Saved entries
+ + + +

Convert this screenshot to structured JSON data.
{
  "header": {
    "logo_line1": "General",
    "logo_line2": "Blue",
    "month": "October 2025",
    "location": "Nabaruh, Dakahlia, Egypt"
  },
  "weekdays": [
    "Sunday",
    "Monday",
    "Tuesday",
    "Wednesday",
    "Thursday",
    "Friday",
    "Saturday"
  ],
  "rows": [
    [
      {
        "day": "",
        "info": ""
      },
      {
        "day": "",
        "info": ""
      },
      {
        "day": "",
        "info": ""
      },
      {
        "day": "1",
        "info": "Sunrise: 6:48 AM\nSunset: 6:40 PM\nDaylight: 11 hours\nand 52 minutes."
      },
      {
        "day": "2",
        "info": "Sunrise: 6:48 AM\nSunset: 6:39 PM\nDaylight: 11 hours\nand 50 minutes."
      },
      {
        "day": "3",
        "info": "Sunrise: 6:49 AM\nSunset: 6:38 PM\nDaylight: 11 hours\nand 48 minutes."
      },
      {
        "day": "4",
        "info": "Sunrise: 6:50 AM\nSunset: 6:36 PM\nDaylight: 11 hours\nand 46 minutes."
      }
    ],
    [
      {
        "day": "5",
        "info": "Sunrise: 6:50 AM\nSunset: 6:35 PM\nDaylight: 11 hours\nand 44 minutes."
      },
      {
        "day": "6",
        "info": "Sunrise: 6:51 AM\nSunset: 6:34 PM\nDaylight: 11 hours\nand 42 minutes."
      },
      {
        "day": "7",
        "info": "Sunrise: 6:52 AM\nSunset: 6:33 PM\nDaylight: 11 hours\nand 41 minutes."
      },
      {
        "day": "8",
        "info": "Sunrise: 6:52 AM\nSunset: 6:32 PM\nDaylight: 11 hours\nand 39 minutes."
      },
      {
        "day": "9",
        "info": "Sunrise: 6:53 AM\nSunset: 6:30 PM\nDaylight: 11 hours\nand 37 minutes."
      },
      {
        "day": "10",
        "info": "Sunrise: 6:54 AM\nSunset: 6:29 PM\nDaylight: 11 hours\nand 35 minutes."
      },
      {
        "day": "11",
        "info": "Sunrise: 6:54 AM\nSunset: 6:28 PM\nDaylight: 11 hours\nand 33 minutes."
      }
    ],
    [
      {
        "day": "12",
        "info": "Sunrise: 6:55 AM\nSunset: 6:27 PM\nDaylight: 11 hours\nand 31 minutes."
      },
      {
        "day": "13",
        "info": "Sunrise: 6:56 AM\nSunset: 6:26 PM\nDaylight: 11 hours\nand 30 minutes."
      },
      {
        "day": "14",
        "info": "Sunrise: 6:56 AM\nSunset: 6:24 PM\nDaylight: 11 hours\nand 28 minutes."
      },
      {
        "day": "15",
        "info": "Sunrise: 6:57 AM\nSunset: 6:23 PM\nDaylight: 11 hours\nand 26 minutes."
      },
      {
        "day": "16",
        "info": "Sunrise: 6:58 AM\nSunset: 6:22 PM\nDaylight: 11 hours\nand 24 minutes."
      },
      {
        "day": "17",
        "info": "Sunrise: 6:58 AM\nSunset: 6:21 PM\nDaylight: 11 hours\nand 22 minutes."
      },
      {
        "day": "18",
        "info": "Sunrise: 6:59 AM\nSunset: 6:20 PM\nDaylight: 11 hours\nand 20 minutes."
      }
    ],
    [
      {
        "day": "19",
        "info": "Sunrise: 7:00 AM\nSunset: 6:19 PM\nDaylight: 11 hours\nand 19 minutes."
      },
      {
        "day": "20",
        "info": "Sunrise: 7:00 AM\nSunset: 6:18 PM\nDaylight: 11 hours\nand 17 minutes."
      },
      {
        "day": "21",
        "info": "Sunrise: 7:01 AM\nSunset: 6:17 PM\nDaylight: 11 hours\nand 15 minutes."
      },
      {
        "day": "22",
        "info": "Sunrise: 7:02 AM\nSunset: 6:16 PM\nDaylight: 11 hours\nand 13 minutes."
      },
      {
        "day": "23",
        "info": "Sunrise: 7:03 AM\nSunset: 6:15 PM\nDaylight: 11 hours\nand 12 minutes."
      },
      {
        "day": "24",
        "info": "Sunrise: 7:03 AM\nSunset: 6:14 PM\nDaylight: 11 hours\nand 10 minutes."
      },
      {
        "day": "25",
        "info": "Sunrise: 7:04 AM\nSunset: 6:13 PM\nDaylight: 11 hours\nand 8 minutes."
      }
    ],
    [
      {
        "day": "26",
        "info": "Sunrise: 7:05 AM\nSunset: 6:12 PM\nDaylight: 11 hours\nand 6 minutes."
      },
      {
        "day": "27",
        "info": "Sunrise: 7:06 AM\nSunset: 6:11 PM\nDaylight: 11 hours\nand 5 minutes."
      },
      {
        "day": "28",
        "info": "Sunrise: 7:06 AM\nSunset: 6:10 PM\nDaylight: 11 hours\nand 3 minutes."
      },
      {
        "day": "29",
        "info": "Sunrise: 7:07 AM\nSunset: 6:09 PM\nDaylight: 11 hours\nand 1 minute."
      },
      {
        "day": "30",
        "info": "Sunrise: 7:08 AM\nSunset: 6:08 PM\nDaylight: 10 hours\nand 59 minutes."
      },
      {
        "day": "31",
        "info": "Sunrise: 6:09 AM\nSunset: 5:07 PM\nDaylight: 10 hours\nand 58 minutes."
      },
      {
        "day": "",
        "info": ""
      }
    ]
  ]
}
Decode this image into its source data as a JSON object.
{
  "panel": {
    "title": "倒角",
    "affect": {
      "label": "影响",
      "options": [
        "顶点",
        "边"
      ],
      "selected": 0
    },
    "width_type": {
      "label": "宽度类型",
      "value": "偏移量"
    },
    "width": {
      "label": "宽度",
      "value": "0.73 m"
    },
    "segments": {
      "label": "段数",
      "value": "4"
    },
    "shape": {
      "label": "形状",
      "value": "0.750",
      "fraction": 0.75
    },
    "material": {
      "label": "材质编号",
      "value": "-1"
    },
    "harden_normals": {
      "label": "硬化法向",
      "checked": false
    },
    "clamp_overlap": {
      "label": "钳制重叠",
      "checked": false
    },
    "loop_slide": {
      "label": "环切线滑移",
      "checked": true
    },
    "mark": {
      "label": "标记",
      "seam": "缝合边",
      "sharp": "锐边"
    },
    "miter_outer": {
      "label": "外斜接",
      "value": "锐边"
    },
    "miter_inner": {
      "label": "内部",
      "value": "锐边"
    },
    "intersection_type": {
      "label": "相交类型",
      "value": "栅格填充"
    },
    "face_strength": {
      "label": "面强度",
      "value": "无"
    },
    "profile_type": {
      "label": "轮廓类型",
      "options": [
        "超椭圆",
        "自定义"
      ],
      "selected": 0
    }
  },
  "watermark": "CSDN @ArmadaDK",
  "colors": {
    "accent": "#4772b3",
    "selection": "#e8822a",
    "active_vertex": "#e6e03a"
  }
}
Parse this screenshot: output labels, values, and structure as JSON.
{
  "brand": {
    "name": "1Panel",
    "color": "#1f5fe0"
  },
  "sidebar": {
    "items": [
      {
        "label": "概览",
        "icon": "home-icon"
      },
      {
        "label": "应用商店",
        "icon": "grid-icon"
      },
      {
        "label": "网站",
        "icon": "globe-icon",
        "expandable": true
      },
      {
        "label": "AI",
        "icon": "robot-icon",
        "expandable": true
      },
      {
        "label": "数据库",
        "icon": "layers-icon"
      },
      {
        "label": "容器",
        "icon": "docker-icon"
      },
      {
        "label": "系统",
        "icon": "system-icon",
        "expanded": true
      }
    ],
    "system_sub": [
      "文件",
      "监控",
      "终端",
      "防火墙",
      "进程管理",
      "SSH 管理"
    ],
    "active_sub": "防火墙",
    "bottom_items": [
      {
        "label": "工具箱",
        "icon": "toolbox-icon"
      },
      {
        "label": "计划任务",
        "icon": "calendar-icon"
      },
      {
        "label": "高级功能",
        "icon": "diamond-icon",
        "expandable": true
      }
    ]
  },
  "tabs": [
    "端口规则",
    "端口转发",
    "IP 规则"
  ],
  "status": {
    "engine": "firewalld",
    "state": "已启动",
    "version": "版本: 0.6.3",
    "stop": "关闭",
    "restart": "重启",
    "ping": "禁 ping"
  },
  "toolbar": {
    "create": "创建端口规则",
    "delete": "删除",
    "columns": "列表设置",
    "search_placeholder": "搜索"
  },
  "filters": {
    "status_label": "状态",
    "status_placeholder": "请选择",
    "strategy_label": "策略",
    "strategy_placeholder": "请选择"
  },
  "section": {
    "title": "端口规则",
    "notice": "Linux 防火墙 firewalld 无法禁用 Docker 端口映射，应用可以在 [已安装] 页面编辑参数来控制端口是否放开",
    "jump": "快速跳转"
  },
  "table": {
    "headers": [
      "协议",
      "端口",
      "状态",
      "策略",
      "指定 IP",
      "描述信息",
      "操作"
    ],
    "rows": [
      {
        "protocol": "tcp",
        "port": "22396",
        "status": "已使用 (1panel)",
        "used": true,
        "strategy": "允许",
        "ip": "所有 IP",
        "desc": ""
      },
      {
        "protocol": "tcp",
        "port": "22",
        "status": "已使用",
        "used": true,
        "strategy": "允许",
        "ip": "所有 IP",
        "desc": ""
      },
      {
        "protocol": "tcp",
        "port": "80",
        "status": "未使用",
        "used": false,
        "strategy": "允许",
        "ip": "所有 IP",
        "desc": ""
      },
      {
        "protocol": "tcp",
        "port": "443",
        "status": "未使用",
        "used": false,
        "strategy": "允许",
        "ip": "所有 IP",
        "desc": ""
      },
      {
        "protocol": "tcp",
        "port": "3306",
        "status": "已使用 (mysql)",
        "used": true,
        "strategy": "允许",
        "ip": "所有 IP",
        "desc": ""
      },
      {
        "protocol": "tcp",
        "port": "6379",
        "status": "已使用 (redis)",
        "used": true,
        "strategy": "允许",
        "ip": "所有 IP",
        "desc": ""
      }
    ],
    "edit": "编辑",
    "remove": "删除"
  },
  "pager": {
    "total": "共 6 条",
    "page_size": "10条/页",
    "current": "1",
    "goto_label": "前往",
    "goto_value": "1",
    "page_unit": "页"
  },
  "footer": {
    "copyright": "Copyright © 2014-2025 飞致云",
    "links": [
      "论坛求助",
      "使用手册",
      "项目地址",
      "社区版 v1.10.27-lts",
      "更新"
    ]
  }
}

+ + + +

OBJECTIVE ▸
Display every line of the listing that contains the string "screenshot".

REPLY TO THE EXERCISE ▸
Convert this screenshot to structured JSON data.
Parse this screenshot: output labels, values, and structure as JSON.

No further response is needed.